* [INSTRUCTIONS FOR THE TASK]:
Repeat the records below exactly, leaving out any pictures.

* [ITEMS]:
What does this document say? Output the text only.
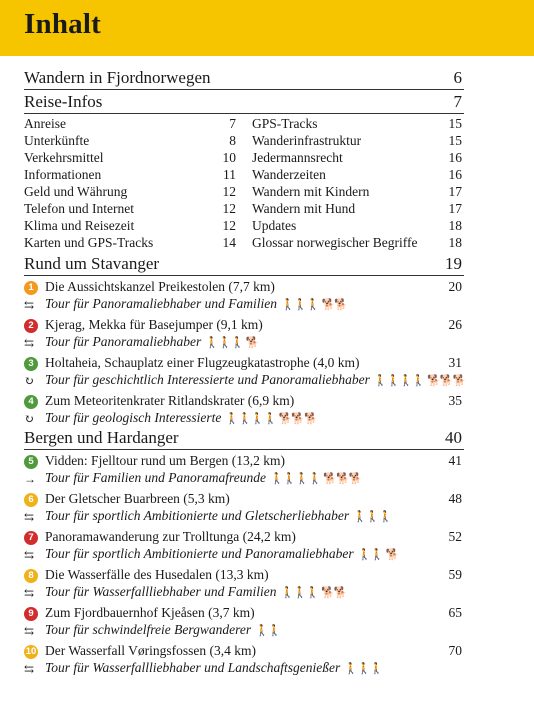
Inhalt
Wandern in Fjordnorwegen	6
Reise-Infos	7
Anreise	7 GPS-Tracks	15
Unterkünfte	8 Wanderinfrastruktur	15
Verkehrsmittel	10 Jedermannsrecht	16
Informationen	11 Wanderzeiten	16
Geld und Währung	12 Wandern mit Kindern	17
Telefon und Internet	12 Wandern mit Hund	17
Klima und Reisezeit	12 Updates	18
Karten und GPS-Tracks	14 Glossar norwegischer Begriffe 18
Rund um Stavanger	19
1 Die Aussichtskanzel Preikestolen (7,7 km)	20
⇆ Tour für Panoramaliebhaber und Familien 🚶🚶🚶 🐕🐕
2 Kjerag, Mekka für Basejumper (9,1 km)	26
⇆ Tour für Panoramaliebhaber 🚶🚶🚶 🐕
3 Holtaheia, Schauplatz einer Flugzeugkatastrophe (4,0 km)	31
↻ Tour für geschichtlich Interessierte und Panoramaliebhaber 🚶🚶🚶🚶 🐕🐕🐕
4 Zum Meteoritenkrater Ritlandskrater (6,9 km)	35
↻ Tour für geologisch Interessierte 🚶🚶🚶🚶 🐕🐕🐕
Bergen und Hardanger	40
5 Vidden: Fjelltour rund um Bergen (13,2 km)	41
→ Tour für Familien und Panoramafreunde 🚶🚶🚶🚶 🐕🐕🐕
6 Der Gletscher Buarbreen (5,3 km)	48
⇆ Tour für sportlich Ambitionierte und Gletscherliebhaber 🚶🚶🚶
7 Panoramawanderung zur Trolltunga (24,2 km)	52
⇆ Tour für sportlich Ambitionierte und Panoramaliebhaber 🚶🚶 🐕
8 Die Wasserfälle des Husedalen (13,3 km)	59
⇆ Tour für Wasserfallliebhaber und Familien 🚶🚶🚶 🐕🐕
9 Zum Fjordbauernhof Kjeåsen (3,7 km)	65
⇆ Tour für schwindelfreie Bergwanderer 🚶🚶
10 Der Wasserfall Vøringsfossen (3,4 km)	70
⇆ Tour für Wasserfallliebhaber und Landschaftsgenießer 🚶🚶🚶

* [TASK RESPONSE]:
What does this document say? Output the text only.
Inhalt
Wandern in Fjordnorwegen	6
Reise-Infos	7
Anreise	7 GPS-Tracks	15
Unterkünfte	8 Wanderinfrastruktur	15
Verkehrsmittel	10 Jedermannsrecht	16
Informationen	11 Wanderzeiten	16
Geld und Währung	12 Wandern mit Kindern	17
Telefon und Internet	12 Wandern mit Hund	17
Klima und Reisezeit	12 Updates	18
Karten und GPS-Tracks	14 Glossar norwegischer Begriffe 18
Rund um Stavanger	19
1 Die Aussichtskanzel Preikestolen (7,7 km)	20
⇆ Tour für Panoramaliebhaber und Familien 🚶🚶🚶 🐕🐕
2 Kjerag, Mekka für Basejumper (9,1 km)	26
⇆ Tour für Panoramaliebhaber 🚶🚶🚶 🐕
3 Holtaheia, Schauplatz einer Flugzeugkatastrophe (4,0 km)	31
↻ Tour für geschichtlich Interessierte und Panoramaliebhaber 🚶🚶🚶🚶 🐕🐕🐕
4 Zum Meteoritenkrater Ritlandskrater (6,9 km)	35
↻ Tour für geologisch Interessierte 🚶🚶🚶🚶 🐕🐕🐕
Bergen und Hardanger	40
5 Vidden: Fjelltour rund um Bergen (13,2 km)	41
→ Tour für Familien und Panoramafreunde 🚶🚶🚶🚶 🐕🐕🐕
6 Der Gletscher Buarbreen (5,3 km)	48
⇆ Tour für sportlich Ambitionierte und Gletscherliebhaber 🚶🚶🚶
7 Panoramawanderung zur Trolltunga (24,2 km)	52
⇆ Tour für sportlich Ambitionierte und Panoramaliebhaber 🚶🚶 🐕
8 Die Wasserfälle des Husedalen (13,3 km)	59
⇆ Tour für Wasserfallliebhaber und Familien 🚶🚶🚶 🐕🐕
9 Zum Fjordbauernhof Kjeåsen (3,7 km)	65
⇆ Tour für schwindelfreie Bergwanderer 🚶🚶
10 Der Wasserfall Vøringsfossen (3,4 km)	70
⇆ Tour für Wasserfallliebhaber und Landschaftsgenießer 🚶🚶🚶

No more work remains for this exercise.